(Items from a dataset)

____

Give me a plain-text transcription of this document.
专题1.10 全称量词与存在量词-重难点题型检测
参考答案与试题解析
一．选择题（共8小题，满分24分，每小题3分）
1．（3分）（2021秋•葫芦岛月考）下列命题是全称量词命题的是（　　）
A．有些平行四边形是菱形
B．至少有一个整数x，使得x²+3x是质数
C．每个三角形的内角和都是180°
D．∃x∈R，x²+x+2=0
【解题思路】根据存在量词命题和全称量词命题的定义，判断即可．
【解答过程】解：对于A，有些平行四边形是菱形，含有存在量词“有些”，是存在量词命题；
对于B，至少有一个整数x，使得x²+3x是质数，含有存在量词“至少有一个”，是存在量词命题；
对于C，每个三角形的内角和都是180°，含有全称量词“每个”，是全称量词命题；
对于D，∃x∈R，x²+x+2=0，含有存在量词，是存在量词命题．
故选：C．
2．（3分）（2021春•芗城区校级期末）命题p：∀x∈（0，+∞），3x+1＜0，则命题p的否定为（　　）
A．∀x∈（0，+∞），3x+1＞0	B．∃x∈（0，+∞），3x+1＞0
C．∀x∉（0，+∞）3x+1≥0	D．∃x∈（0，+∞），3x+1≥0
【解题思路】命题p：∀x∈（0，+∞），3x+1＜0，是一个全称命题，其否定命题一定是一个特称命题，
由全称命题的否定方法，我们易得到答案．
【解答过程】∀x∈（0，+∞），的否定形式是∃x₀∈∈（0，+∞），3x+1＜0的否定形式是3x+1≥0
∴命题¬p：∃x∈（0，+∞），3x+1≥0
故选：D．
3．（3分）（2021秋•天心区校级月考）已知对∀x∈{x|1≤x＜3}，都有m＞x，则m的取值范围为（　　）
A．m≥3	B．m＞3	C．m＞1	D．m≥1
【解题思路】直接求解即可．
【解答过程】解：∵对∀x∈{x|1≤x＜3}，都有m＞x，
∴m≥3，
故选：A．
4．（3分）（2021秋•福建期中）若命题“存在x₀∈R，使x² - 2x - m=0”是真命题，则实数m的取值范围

____

Copy whichever lines in the listing above contain the word "使得x²".

● **Result of the exercise**
B．至少有一个整数x，使得x²+3x是质数
对于B，至少有一个整数x，使得x²+3x是质数，含有存在量词“至少有一个”，是存在量词命题；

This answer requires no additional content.